--- START RECORDS TO USE ---

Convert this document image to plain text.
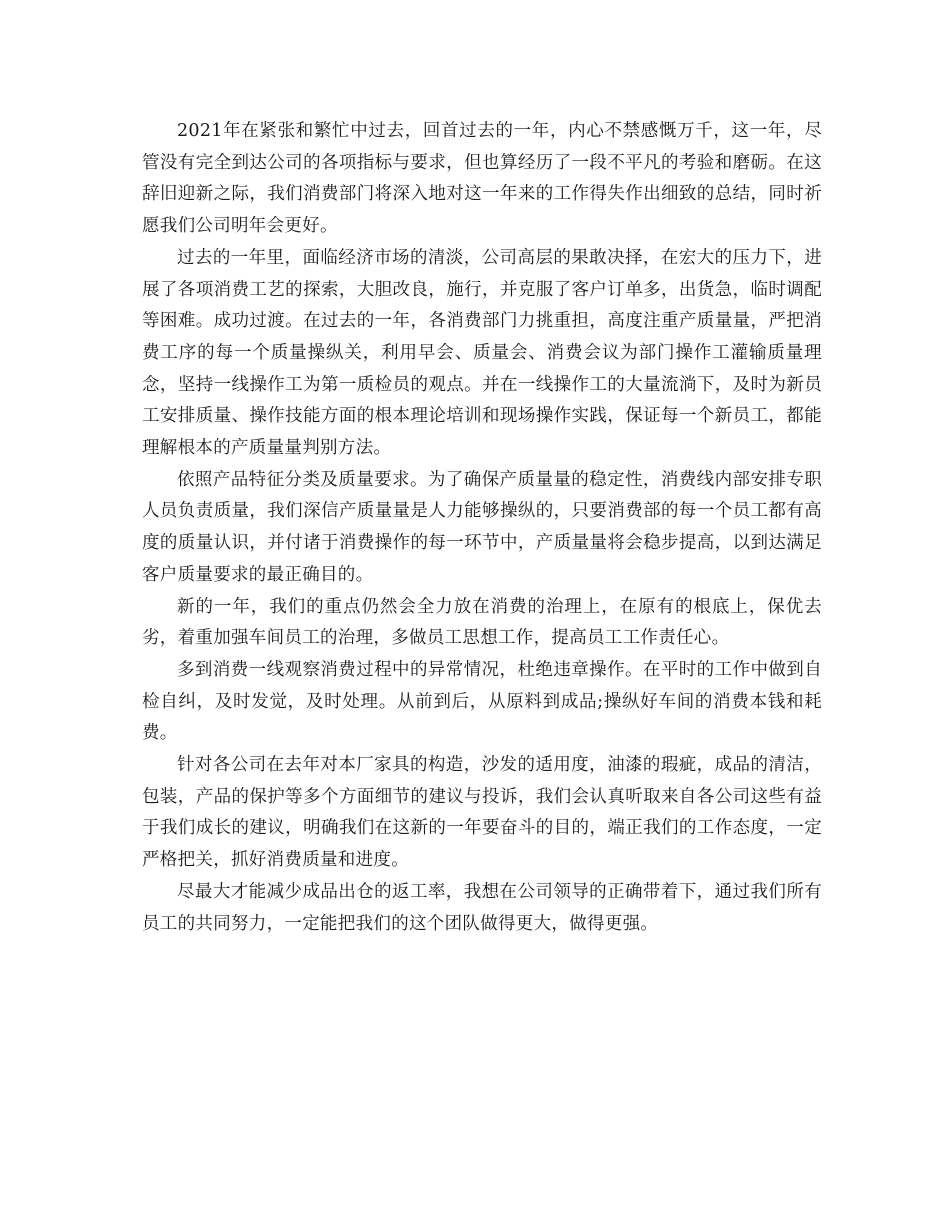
2021年在紧张和繁忙中过去，回首过去的一年，内心不禁感慨万千，这一年，尽管没有完全到达公司的各项指标与要求，但也算经历了一段不平凡的考验和磨砺。在这辞旧迎新之际，我们消费部门将深入地对这一年来的工作得失作出细致的总结，同时祈愿我们公司明年会更好。

过去的一年里，面临经济市场的清淡，公司高层的果敢决择，在宏大的压力下，进展了各项消费工艺的探索，大胆改良，施行，并克服了客户订单多，出货急，临时调配等困难。成功过渡。在过去的一年，各消费部门力挑重担，高度注重产质量量，严把消费工序的每一个质量操纵关，利用早会、质量会、消费会议为部门操作工灌输质量理念，坚持一线操作工为第一质检员的观点。并在一线操作工的大量流淌下，及时为新员工安排质量、操作技能方面的根本理论培训和现场操作实践，保证每一个新员工，都能理解根本的产质量量判别方法。

依照产品特征分类及质量要求。为了确保产质量量的稳定性，消费线内部安排专职人员负责质量，我们深信产质量量是人力能够操纵的，只要消费部的每一个员工都有高度的质量认识，并付诸于消费操作的每一环节中，产质量量将会稳步提高，以到达满足客户质量要求的最正确目的。

新的一年，我们的重点仍然会全力放在消费的治理上，在原有的根底上，保优去劣，着重加强车间员工的治理，多做员工思想工作，提高员工工作责任心。

多到消费一线观察消费过程中的异常情况，杜绝违章操作。在平时的工作中做到自检自纠，及时发觉，及时处理。从前到后，从原料到成品;操纵好车间的消费本钱和耗费。

针对各公司在去年对本厂家具的构造，沙发的适用度，油漆的瑕疵，成品的清洁，包装，产品的保护等多个方面细节的建议与投诉，我们会认真听取来自各公司这些有益于我们成长的建议，明确我们在这新的一年要奋斗的目的，端正我们的工作态度，一定严格把关，抓好消费质量和进度。

尽最大才能减少成品出仓的返工率，我想在公司领导的正确带着下，通过我们所有员工的共同努力，一定能把我们的这个团队做得更大，做得更强。
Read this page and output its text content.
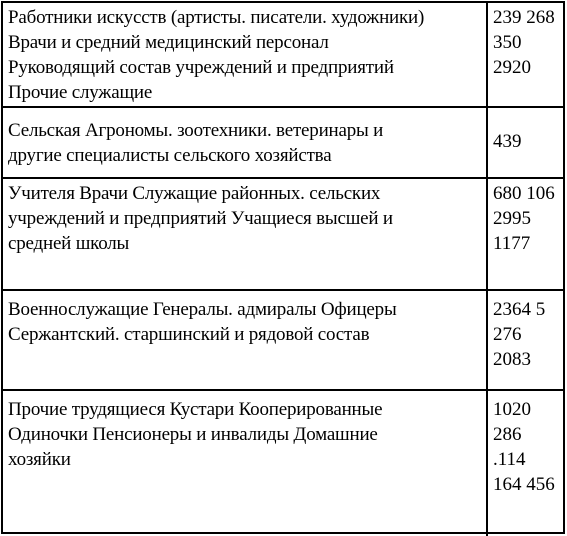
Работники искусств (артисты. писатели. художники)
Врачи и средний медицинский персонал
Руководящий состав учреждений и предприятий
Прочие служащие
239 268
350
2920
Сельская Агрономы. зоотехники. ветеринары и
другие специалисты сельского хозяйства
439
Учителя Врачи Служащие районных. сельских
учреждений и предприятий Учащиеся высшей и
средней школы
680 106
2995
1177
Военнослужащие Генералы. адмиралы Офицеры
Сержантский. старшинский и рядовой состав
2364 5
276
2083
Прочие трудящиеся Кустари Кооперированные
Одиночки Пенсионеры и инвалиды Домашние
хозяйки
1020
286
.114
164 456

--- END RECORDS TO USE ---

Leave out the pictures and copy everything else in the records word for word.

Convert this document image to plain text.
2021年在紧张和繁忙中过去，回首过去的一年，内心不禁感慨万千，这一年，尽管没有完全到达公司的各项指标与要求，但也算经历了一段不平凡的考验和磨砺。在这辞旧迎新之际，我们消费部门将深入地对这一年来的工作得失作出细致的总结，同时祈愿我们公司明年会更好。

过去的一年里，面临经济市场的清淡，公司高层的果敢决择，在宏大的压力下，进展了各项消费工艺的探索，大胆改良，施行，并克服了客户订单多，出货急，临时调配等困难。成功过渡。在过去的一年，各消费部门力挑重担，高度注重产质量量，严把消费工序的每一个质量操纵关，利用早会、质量会、消费会议为部门操作工灌输质量理念，坚持一线操作工为第一质检员的观点。并在一线操作工的大量流淌下，及时为新员工安排质量、操作技能方面的根本理论培训和现场操作实践，保证每一个新员工，都能理解根本的产质量量判别方法。

依照产品特征分类及质量要求。为了确保产质量量的稳定性，消费线内部安排专职人员负责质量，我们深信产质量量是人力能够操纵的，只要消费部的每一个员工都有高度的质量认识，并付诸于消费操作的每一环节中，产质量量将会稳步提高，以到达满足客户质量要求的最正确目的。

新的一年，我们的重点仍然会全力放在消费的治理上，在原有的根底上，保优去劣，着重加强车间员工的治理，多做员工思想工作，提高员工工作责任心。

多到消费一线观察消费过程中的异常情况，杜绝违章操作。在平时的工作中做到自检自纠，及时发觉，及时处理。从前到后，从原料到成品;操纵好车间的消费本钱和耗费。

针对各公司在去年对本厂家具的构造，沙发的适用度，油漆的瑕疵，成品的清洁，包装，产品的保护等多个方面细节的建议与投诉，我们会认真听取来自各公司这些有益于我们成长的建议，明确我们在这新的一年要奋斗的目的，端正我们的工作态度，一定严格把关，抓好消费质量和进度。

尽最大才能减少成品出仓的返工率，我想在公司领导的正确带着下，通过我们所有员工的共同努力，一定能把我们的这个团队做得更大，做得更强。
Read this page and output its text content.
Работники искусств (артисты. писатели. художники)
Врачи и средний медицинский персонал
Руководящий состав учреждений и предприятий
Прочие служащие
239 268
350
2920
Сельская Агрономы. зоотехники. ветеринары и
другие специалисты сельского хозяйства
439
Учителя Врачи Служащие районных. сельских
учреждений и предприятий Учащиеся высшей и
средней школы
680 106
2995
1177
Военнослужащие Генералы. адмиралы Офицеры
Сержантский. старшинский и рядовой состав
2364 5
276
2083
Прочие трудящиеся Кустари Кооперированные
Одиночки Пенсионеры и инвалиды Домашние
хозяйки
1020
286
.114
164 456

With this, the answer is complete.